EXERCISE INPUT>

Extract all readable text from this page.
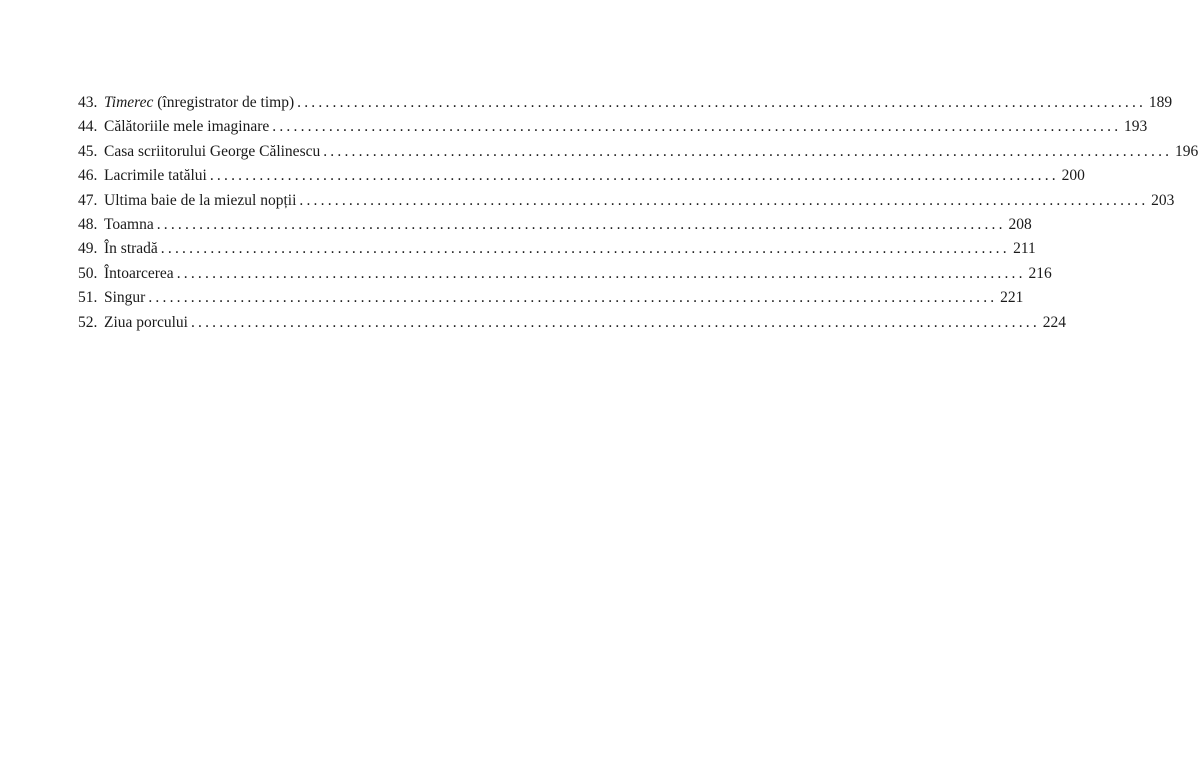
43. Timerec (înregistrator de timp) ........................................................................................................................ 189
44. Călătoriile mele imaginare ........................................................................................................................ 193
45. Casa scriitorului George Călinescu ........................................................................................................................ 196
46. Lacrimile tatălui ........................................................................................................................ 200
47. Ultima baie de la miezul nopții ........................................................................................................................ 203
48. Toamna ........................................................................................................................ 208
49. În stradă ........................................................................................................................ 211
50. Întoarcerea ........................................................................................................................ 216
51. Singur ........................................................................................................................ 221
52. Ziua porcului ........................................................................................................................ 224
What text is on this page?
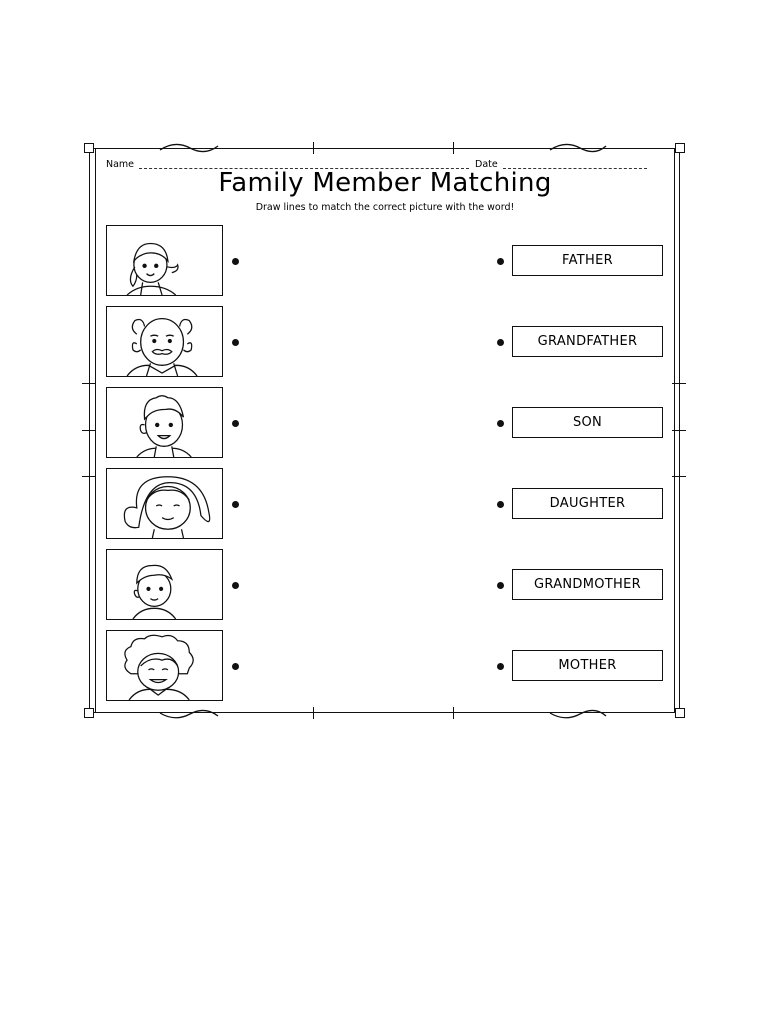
Name	Date
Family Member Matching
Draw lines to match the correct picture with the word!
FATHER
GRANDFATHER
SON
DAUGHTER
GRANDMOTHER
MOTHER
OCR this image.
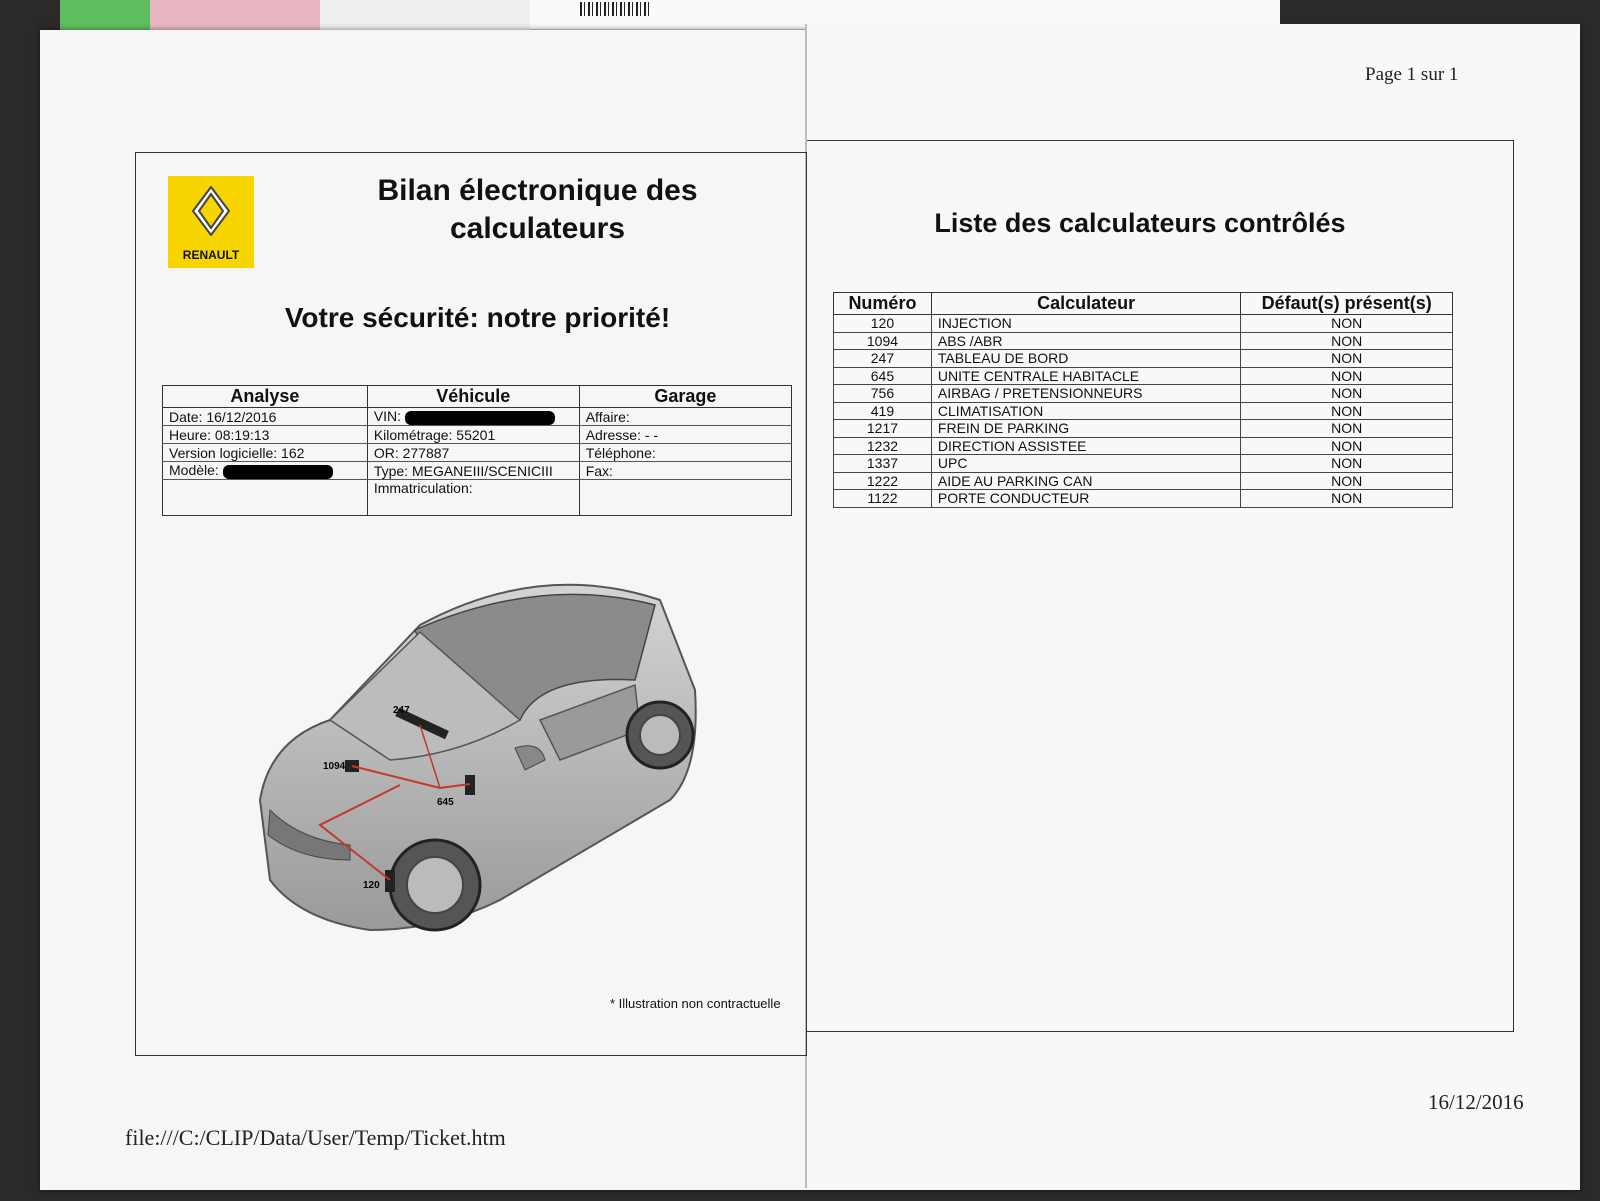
Page 1 sur 1
RENAULT
Bilan électronique des calculateurs
Votre sécurité: notre priorité!
Analyse	Véhicule	Garage
Date: 16/12/2016	VIN:	Affaire:
Heure: 08:19:13	Kilométrage: 55201	Adresse: - -
Version logicielle: 162	OR: 277887	Téléphone:
Modèle:	Type: MEGANEIII/SCENICIII	Fax:
	Immatriculation:	
247
1094
645
120
* Illustration non contractuelle
Liste des calculateurs contrôlés
Numéro	Calculateur	Défaut(s) présent(s)
120	INJECTION	NON
1094	ABS /ABR	NON
247	TABLEAU DE BORD	NON
645	UNITE CENTRALE HABITACLE	NON
756	AIRBAG / PRETENSIONNEURS	NON
419	CLIMATISATION	NON
1217	FREIN DE PARKING	NON
1232	DIRECTION ASSISTEE	NON
1337	UPC	NON
1222	AIDE AU PARKING CAN	NON
1122	PORTE CONDUCTEUR	NON
file:///C:/CLIP/Data/User/Temp/Ticket.htm
16/12/2016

WHAT TO PRODUCE>
Copy the material above exactly and drop the pictures.

RESPONSE>
Extract all readable text from this page.
43. Timerec (înregistrator de timp) ........................................................................................................................ 189
44. Călătoriile mele imaginare ........................................................................................................................ 193
45. Casa scriitorului George Călinescu ........................................................................................................................ 196
46. Lacrimile tatălui ........................................................................................................................ 200
47. Ultima baie de la miezul nopții ........................................................................................................................ 203
48. Toamna ........................................................................................................................ 208
49. În stradă ........................................................................................................................ 211
50. Întoarcerea ........................................................................................................................ 216
51. Singur ........................................................................................................................ 221
52. Ziua porcului ........................................................................................................................ 224
What text is on this page?
Name	Date
Family Member Matching
Draw lines to match the correct picture with the word!
FATHER
GRANDFATHER
SON
DAUGHTER
GRANDMOTHER
MOTHER
OCR this image.
Page 1 sur 1
RENAULT
Bilan électronique des calculateurs
Votre sécurité: notre priorité!
Analyse	Véhicule	Garage
Date: 16/12/2016	VIN:	Affaire:
Heure: 08:19:13	Kilométrage: 55201	Adresse: - -
Version logicielle: 162	OR: 277887	Téléphone:
Modèle:	Type: MEGANEIII/SCENICIII	Fax:
	Immatriculation:	
247
1094
645
120
* Illustration non contractuelle
Liste des calculateurs contrôlés
Numéro	Calculateur	Défaut(s) présent(s)
120	INJECTION	NON
1094	ABS /ABR	NON
247	TABLEAU DE BORD	NON
645	UNITE CENTRALE HABITACLE	NON
756	AIRBAG / PRETENSIONNEURS	NON
419	CLIMATISATION	NON
1217	FREIN DE PARKING	NON
1232	DIRECTION ASSISTEE	NON
1337	UPC	NON
1222	AIDE AU PARKING CAN	NON
1122	PORTE CONDUCTEUR	NON
file:///C:/CLIP/Data/User/Temp/Ticket.htm
16/12/2016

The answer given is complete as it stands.